The broad principles of choice of law established for Jones Act cases in Laurit-zen v. Larsen, 345 U.S. 571, 73 S.Ct. 921, 97 L.Ed. 1254 (1953), were declared equally applicable to cases arising under the general maritime law in Romero v. International Operating Co., 358 U.S. 354, 381-4, 79 S.Ct. 468, 3 L.Ed.2d 368 (1959), and have been applied to suits brought under the Death on the High Seas Act. Symonette Shipyards Ltd. v. Clark, 365 F.2d 464 (5 Cir. 1966).

The governing principle winnowed from these cases is that the plaintiffs can recover under the Death on the High Seas Act only if they are able to establish some significant national contacts warranting the application of the statute to non-resident aliens. Lauritzen v. Larsen, supra, 345 U.S. at 582-592, 73 S.Ct. 921. The only American contact in this case is Texaco’s alleged supervision of the search.

And, although plaintiffs have failed to establish by competent authority the law of the foreign forum, it appears that Lord Campbell’s Act applies only when the parties or vessels are British, and, that the English courts otherwise apply the law of the forum with the most significant contacts. 7 Halsbury’s Laws of England (3d ed.) 88.

The judgment of the district court is affirmed.

# [Extracted data]
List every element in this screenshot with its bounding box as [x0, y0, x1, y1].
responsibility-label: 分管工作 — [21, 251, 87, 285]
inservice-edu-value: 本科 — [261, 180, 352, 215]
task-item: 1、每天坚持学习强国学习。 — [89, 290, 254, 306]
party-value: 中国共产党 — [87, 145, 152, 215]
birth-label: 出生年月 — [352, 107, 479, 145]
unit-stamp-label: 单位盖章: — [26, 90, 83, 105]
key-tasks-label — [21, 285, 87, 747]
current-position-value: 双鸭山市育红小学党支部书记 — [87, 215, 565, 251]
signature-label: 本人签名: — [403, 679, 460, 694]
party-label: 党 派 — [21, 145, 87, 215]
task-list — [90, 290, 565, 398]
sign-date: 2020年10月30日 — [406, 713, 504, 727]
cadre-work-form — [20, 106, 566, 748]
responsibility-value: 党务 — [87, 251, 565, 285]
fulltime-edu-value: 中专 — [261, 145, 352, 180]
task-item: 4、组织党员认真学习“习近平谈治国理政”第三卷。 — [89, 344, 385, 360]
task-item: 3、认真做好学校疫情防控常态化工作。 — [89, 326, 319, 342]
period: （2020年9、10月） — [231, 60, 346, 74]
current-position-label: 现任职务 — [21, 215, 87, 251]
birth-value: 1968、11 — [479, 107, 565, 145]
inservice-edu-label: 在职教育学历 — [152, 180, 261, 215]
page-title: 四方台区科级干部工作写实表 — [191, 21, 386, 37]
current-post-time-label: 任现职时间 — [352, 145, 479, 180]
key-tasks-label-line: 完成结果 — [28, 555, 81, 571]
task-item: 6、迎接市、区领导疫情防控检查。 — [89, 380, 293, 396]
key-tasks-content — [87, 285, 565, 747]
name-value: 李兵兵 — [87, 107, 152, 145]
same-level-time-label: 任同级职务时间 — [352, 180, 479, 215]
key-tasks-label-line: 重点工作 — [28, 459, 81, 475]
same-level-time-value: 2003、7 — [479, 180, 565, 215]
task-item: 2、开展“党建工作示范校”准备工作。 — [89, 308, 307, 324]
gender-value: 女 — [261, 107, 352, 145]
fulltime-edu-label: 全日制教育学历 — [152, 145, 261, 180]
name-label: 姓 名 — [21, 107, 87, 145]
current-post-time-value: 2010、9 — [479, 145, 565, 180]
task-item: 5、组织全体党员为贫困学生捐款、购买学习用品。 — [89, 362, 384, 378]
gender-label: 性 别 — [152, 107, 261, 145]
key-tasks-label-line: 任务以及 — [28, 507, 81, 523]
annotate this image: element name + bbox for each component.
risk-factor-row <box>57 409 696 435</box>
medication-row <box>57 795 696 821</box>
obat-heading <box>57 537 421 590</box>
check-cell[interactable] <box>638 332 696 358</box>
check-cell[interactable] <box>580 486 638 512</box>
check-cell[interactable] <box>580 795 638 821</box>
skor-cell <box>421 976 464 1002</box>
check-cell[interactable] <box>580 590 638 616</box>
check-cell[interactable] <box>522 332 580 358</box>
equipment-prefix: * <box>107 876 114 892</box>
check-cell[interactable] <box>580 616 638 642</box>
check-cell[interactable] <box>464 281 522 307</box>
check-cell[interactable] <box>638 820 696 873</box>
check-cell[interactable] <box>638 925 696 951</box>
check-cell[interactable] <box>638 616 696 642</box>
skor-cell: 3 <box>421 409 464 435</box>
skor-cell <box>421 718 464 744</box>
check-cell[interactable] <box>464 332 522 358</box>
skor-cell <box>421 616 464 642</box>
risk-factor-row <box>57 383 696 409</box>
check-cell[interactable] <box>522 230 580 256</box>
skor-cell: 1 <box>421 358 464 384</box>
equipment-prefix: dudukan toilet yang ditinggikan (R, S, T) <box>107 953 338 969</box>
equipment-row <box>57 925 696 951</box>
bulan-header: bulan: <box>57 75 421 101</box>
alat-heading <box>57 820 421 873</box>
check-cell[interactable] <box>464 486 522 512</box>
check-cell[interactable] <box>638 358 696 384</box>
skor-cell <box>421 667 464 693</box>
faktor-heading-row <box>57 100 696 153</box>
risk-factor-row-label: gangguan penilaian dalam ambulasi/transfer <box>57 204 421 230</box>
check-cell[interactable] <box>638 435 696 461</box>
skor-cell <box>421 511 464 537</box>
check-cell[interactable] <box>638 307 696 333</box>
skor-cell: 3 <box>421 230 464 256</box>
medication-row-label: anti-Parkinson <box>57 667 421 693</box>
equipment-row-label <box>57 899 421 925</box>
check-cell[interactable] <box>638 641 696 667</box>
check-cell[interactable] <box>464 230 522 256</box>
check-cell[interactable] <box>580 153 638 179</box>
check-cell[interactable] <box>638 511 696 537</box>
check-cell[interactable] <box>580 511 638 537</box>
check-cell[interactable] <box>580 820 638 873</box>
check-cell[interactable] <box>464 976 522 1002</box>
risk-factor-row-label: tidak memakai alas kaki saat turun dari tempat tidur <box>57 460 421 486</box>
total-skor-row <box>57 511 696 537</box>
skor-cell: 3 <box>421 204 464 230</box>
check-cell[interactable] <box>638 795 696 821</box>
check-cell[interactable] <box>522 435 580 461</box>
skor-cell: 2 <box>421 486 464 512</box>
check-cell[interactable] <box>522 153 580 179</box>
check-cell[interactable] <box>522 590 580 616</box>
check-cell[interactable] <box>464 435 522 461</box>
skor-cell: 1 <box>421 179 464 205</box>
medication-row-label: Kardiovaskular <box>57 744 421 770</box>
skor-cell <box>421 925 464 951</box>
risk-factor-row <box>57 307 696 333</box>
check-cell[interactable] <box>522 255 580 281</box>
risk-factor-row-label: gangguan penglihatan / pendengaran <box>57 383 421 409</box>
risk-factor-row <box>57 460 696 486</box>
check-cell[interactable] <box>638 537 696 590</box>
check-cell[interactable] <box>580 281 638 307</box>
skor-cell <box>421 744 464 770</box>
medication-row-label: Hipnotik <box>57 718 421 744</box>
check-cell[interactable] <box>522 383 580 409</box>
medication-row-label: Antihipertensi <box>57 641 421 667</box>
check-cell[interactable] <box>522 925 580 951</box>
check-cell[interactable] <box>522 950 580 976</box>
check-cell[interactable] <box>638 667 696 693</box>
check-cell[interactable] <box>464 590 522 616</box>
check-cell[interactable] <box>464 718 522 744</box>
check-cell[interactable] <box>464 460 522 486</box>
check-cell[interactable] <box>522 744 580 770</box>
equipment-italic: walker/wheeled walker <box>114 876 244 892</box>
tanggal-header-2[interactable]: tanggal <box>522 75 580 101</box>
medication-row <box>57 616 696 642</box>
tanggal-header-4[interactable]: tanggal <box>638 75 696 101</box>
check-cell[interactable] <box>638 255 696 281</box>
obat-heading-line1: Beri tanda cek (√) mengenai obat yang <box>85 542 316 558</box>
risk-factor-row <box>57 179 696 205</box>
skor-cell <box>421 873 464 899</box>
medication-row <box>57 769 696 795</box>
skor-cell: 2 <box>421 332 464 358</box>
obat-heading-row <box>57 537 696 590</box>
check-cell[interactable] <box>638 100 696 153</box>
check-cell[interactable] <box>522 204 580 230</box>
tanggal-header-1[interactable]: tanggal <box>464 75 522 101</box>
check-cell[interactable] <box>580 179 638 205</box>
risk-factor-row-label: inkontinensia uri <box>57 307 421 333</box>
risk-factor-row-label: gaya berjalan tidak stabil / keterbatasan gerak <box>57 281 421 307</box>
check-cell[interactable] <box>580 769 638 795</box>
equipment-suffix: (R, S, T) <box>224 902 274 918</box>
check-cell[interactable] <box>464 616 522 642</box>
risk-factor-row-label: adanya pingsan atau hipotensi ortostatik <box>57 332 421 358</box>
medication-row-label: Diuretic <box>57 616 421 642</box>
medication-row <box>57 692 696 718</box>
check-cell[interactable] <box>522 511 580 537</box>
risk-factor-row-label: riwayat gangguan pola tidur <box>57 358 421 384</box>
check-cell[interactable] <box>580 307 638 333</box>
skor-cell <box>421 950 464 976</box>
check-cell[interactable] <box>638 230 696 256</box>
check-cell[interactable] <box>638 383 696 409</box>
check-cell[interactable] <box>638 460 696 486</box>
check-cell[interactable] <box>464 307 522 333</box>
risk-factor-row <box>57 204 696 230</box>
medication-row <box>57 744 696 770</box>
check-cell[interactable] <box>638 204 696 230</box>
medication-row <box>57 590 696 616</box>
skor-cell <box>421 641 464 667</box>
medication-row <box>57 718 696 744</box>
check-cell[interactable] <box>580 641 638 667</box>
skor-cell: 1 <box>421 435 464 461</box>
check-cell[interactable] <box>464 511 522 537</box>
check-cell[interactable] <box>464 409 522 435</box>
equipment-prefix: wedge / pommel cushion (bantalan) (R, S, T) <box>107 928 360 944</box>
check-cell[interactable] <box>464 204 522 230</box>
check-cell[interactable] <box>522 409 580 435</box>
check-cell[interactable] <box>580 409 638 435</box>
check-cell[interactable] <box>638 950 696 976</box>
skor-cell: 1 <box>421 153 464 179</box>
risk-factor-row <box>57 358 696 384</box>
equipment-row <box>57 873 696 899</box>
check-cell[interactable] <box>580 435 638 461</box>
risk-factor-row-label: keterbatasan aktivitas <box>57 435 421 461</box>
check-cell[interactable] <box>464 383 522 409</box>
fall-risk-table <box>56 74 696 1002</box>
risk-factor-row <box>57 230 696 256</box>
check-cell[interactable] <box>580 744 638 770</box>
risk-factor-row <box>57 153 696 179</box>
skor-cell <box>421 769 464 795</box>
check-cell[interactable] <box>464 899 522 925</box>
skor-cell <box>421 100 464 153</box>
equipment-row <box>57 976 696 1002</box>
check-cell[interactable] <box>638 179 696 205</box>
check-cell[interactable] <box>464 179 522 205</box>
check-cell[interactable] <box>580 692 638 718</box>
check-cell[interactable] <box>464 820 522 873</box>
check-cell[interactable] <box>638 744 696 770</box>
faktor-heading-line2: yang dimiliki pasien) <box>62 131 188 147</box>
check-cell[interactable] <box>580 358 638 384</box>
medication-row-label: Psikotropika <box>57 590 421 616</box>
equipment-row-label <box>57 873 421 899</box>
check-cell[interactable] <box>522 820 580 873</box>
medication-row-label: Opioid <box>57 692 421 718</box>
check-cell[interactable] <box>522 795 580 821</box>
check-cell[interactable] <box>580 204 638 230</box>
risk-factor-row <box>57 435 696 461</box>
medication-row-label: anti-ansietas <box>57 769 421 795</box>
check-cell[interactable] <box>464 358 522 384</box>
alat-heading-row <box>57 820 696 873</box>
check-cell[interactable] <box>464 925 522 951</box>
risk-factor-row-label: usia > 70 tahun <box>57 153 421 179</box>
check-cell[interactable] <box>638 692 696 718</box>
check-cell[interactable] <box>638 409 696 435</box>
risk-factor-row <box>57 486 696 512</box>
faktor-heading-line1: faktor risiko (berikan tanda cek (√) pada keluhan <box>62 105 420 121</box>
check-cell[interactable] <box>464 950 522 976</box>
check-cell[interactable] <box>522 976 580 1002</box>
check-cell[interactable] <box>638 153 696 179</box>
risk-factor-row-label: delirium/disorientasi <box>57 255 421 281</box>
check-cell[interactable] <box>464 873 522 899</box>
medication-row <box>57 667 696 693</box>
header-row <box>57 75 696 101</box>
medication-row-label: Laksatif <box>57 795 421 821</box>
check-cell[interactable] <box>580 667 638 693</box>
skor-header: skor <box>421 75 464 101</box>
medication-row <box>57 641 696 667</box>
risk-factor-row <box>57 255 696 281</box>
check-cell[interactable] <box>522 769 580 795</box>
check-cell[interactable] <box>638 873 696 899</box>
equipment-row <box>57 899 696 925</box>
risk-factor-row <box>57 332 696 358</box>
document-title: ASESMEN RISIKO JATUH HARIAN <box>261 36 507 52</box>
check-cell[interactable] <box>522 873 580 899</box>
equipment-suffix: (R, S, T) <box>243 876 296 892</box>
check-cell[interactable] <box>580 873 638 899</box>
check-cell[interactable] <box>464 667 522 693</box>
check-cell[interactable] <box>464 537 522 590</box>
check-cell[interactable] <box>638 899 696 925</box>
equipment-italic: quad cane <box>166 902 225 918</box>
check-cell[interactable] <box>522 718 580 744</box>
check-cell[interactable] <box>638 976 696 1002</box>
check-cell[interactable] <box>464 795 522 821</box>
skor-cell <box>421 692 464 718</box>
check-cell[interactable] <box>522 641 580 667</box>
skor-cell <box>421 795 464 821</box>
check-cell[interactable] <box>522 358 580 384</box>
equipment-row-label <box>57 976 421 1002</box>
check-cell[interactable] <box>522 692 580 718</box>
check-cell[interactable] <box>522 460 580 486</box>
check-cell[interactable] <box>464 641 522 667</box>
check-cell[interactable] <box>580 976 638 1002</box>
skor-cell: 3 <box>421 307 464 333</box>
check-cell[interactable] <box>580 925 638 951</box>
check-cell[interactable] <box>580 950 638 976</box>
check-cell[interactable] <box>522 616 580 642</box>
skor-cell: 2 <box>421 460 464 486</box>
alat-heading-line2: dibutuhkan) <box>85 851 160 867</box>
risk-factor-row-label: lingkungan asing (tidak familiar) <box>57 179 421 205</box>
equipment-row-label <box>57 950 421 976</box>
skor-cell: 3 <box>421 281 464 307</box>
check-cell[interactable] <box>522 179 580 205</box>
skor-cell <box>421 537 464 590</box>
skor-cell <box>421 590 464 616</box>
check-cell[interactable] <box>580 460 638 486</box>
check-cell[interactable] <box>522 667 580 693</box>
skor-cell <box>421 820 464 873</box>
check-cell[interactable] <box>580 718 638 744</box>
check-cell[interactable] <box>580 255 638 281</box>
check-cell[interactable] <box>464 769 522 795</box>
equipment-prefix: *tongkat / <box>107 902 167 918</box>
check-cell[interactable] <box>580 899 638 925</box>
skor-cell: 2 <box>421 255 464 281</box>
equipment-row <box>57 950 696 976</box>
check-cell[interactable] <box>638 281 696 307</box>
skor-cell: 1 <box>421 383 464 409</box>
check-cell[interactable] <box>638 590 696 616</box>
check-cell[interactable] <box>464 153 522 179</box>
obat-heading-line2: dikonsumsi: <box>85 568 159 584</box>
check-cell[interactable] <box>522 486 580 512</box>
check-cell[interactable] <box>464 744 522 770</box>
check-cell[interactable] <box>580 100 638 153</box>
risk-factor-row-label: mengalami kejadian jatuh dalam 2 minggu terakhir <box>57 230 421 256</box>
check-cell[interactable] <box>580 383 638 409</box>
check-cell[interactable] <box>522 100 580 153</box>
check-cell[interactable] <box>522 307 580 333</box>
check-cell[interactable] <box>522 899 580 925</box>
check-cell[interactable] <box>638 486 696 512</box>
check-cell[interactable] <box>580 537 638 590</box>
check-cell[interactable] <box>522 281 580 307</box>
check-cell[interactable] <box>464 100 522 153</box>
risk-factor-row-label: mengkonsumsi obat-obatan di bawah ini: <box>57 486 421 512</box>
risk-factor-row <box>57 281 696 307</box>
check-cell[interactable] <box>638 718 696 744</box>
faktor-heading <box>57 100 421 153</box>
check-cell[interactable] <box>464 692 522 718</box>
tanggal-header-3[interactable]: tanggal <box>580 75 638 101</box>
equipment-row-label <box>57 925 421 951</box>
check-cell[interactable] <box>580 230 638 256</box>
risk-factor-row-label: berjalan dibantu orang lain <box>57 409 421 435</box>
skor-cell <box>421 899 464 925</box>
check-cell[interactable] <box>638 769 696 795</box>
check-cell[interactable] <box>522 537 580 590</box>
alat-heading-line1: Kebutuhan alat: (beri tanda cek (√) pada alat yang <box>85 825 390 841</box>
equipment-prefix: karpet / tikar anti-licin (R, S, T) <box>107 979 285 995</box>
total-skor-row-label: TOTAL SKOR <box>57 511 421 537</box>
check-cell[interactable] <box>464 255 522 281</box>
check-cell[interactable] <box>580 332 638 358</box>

# [Exercise instructions]
A – Render this sentence from the choice-of-law passage in Spanish: "The only American contact in this case is Texaco’s alleged supervision of the search."
B – Pick up the court opinion on the Death on the High Seas Act after its last sentence and keep writing it.
The listing plays no part in what follows.

# [Responses per task]
A – El único contacto estadounidense en este caso es la supuesta supervisión de la búsqueda por parte de Texaco.

B –
. It is undisputed that the following legal actions are pending in England: (1) owners of the Brandenburg’s cargo against the Paracas, Texaco Caribbean, and Trinity House; (2) Texaco Caribbean against the Paracas; (3) the Paracas against Texaco Caribbean; and (4) the Brandenburg against Trinity House.

There are also pending in the United States District Court for the District of Delaware 12 suits, similar to those brought in this court, against Texaco and Texpan by the heirs and representatives of the deceased German seamen.

. Gulf Oil Corp. v. Gilbert, 330 U.S. 501, 508, 67 S.Ct. 839, 843, 91 L.Ed. 1055 (1947).

. Plaintiffs argue that the district court prevented them from adequately demonstrating that Texaco had directed the search. Because we hold that the convenience of the parties favors dismissal under either version of the facts, plaintiffs were not prejudiced by the limitations imposed by the district court upon the scope of discovery.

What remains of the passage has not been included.